╭─ THE INPUT
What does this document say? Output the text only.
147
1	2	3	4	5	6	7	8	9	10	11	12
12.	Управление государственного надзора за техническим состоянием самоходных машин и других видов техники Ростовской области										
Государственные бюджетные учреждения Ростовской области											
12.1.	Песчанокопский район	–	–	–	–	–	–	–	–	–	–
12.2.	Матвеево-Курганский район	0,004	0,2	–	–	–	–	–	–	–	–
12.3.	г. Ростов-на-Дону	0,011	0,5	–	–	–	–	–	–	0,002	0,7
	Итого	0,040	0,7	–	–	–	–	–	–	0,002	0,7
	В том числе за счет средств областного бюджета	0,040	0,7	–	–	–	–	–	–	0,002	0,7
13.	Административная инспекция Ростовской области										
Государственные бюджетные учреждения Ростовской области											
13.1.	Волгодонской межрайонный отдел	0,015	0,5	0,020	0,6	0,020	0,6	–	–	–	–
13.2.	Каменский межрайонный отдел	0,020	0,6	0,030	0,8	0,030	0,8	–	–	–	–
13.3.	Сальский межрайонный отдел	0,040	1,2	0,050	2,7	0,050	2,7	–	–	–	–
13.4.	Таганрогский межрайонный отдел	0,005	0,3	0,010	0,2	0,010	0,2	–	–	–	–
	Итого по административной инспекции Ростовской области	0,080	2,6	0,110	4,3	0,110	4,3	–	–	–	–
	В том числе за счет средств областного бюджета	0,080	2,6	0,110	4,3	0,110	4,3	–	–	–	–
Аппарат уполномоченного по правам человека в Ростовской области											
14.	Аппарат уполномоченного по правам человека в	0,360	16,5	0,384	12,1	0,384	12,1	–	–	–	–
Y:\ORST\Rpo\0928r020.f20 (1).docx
╰─
EXERCISE AIM: Go through the records and gather the lines that hold "правам".

EXERCISE RESULT:
Аппарат уполномоченного по правам человека в Ростовской области											
14.	Аппарат уполномоченного по правам человека в	0,360	16,5	0,384	12,1	0,384	12,1	–	–	–	–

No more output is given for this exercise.